# TASK GOAL:
Identify the lines that contain the string "JSON", then copy each of them.

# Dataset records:
#####

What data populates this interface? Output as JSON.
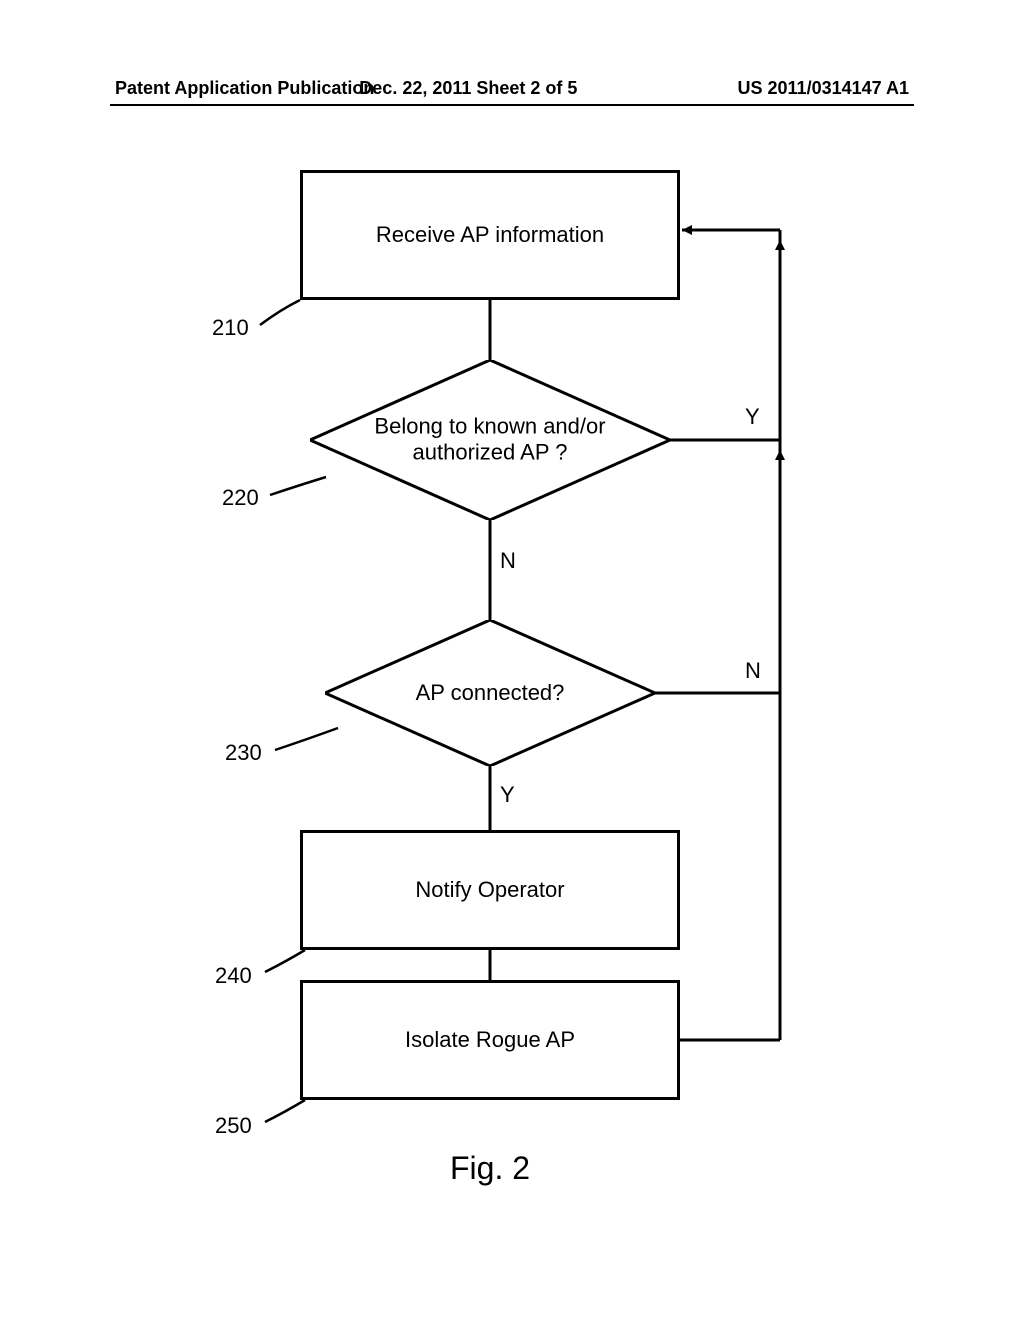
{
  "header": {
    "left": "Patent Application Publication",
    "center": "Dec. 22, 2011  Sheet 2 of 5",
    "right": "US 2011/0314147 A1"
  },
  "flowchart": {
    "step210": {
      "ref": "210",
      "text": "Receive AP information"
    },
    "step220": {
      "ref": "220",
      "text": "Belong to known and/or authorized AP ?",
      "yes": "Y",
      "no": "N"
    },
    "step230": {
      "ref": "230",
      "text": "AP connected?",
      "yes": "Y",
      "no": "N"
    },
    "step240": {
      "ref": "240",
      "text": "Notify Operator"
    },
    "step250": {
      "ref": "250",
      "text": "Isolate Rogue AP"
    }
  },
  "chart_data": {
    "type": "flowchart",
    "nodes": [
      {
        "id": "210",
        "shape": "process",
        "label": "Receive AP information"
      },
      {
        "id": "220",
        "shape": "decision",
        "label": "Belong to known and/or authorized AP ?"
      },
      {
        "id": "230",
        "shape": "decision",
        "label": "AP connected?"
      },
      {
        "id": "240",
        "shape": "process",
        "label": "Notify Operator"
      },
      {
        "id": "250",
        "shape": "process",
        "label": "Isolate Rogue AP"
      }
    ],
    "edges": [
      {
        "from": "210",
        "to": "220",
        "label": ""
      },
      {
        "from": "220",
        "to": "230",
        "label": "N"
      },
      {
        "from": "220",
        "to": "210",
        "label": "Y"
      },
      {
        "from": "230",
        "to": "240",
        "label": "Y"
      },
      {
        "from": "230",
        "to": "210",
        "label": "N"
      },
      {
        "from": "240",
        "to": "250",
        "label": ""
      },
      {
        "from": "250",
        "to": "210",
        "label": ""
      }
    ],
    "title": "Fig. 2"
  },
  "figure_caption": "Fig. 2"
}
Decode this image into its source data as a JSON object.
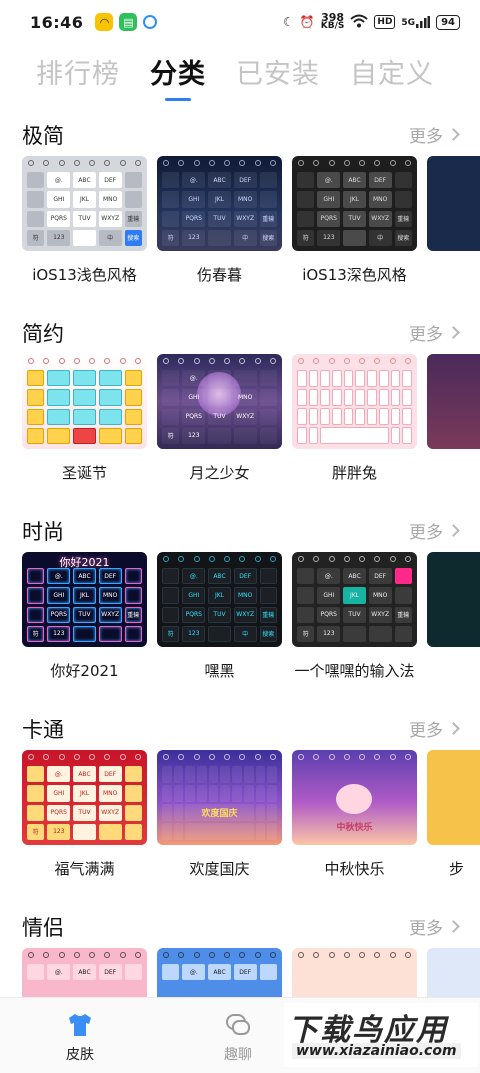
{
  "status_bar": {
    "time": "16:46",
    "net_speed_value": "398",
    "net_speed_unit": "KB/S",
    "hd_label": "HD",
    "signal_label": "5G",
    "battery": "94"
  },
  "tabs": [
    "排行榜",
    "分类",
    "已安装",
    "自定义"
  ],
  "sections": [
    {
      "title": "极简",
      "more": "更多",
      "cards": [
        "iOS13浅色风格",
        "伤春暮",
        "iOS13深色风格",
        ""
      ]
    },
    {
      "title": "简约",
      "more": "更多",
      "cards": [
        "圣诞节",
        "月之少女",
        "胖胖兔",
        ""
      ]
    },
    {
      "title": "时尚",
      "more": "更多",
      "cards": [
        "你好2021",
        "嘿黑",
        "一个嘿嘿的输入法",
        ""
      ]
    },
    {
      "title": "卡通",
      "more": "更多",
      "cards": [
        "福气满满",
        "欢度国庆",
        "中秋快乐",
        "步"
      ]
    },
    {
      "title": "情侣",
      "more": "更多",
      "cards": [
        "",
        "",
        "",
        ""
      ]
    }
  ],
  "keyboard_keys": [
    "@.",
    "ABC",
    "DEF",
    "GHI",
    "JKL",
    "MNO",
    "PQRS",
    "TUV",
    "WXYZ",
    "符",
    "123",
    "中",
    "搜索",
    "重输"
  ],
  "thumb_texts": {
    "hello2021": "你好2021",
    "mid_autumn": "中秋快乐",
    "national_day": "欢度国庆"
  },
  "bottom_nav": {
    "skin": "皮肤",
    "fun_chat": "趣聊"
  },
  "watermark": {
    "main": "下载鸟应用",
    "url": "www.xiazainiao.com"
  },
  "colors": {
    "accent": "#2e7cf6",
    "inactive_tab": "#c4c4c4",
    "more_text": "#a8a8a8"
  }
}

#####

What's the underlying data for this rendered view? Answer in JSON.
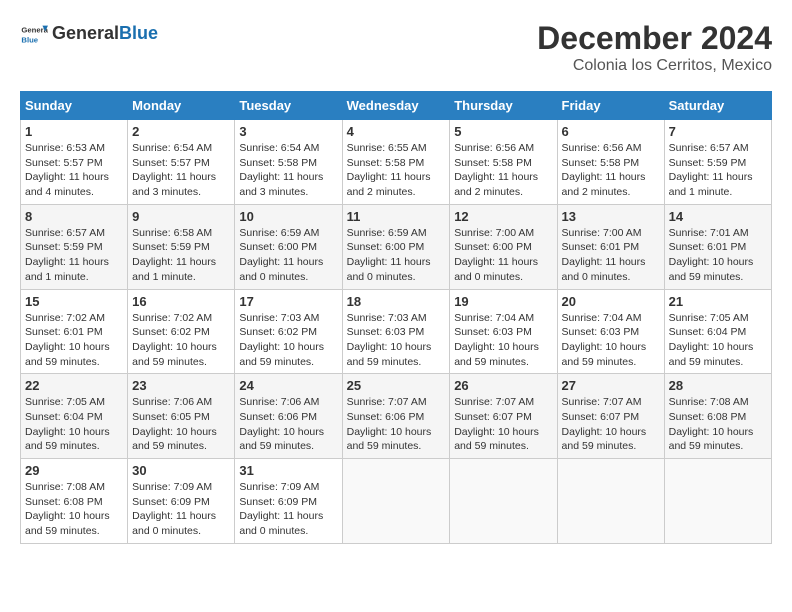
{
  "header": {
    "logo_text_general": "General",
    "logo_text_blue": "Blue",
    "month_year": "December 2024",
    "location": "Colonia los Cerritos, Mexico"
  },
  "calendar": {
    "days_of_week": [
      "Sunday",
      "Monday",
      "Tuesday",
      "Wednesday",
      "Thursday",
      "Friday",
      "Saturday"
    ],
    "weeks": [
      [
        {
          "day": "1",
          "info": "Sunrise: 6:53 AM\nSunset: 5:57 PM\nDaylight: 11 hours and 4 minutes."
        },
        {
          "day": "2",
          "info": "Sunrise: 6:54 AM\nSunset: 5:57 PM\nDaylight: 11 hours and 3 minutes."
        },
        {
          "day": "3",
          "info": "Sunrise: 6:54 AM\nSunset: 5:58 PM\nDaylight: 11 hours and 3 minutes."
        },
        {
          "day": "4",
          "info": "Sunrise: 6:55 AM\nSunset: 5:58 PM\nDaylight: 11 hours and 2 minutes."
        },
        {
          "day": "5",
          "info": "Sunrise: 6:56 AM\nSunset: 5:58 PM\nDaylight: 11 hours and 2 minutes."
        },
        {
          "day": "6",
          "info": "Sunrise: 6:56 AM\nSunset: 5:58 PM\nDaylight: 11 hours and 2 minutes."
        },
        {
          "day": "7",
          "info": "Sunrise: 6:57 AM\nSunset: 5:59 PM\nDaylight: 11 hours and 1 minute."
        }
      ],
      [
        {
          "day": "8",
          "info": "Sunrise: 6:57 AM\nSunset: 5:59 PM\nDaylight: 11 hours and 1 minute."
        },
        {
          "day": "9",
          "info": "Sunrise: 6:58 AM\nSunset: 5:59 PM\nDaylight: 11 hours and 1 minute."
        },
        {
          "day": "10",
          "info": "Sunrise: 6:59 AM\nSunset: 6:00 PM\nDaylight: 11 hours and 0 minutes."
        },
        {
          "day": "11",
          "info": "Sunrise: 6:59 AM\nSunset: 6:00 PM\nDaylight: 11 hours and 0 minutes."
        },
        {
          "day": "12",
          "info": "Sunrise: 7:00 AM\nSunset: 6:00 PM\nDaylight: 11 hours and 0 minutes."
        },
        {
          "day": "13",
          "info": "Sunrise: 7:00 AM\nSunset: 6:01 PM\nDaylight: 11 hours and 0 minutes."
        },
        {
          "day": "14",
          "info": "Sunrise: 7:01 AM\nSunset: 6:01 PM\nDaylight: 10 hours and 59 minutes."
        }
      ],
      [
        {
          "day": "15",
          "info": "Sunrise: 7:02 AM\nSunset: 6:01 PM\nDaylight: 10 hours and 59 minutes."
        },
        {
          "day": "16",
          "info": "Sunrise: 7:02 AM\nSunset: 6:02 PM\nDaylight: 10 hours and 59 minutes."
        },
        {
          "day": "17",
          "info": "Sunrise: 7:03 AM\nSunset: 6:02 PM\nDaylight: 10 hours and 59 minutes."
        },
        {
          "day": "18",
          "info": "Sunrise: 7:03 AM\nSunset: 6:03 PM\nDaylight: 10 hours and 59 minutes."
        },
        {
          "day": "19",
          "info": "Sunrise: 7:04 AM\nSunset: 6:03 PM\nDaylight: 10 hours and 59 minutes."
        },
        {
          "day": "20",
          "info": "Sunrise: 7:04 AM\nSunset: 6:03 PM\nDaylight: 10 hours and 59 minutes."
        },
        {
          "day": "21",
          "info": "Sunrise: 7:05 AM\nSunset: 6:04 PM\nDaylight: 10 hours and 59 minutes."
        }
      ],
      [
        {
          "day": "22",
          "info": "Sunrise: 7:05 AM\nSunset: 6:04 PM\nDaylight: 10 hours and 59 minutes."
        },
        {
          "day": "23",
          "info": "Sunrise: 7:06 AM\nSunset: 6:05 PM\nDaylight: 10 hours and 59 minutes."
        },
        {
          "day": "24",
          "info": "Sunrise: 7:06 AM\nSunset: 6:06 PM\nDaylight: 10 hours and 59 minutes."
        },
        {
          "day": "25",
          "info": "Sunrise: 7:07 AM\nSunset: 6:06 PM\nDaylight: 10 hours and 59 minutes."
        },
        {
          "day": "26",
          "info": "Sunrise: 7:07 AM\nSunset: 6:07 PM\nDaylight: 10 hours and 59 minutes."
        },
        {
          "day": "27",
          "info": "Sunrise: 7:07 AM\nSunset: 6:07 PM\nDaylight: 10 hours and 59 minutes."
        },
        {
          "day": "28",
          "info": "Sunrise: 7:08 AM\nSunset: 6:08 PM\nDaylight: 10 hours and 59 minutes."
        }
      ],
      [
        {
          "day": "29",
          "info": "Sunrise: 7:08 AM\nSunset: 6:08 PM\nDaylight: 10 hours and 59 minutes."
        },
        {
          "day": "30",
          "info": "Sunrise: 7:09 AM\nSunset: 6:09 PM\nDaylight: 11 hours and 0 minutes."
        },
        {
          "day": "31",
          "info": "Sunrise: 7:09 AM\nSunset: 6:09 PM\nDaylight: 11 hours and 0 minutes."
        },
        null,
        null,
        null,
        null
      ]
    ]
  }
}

#####

# TASK RESPONSE:
What data populates this interface? Output as JSON.
Decode this image into its source data as a JSON object.
What's the underlying data for this rendered view? Answer in JSON.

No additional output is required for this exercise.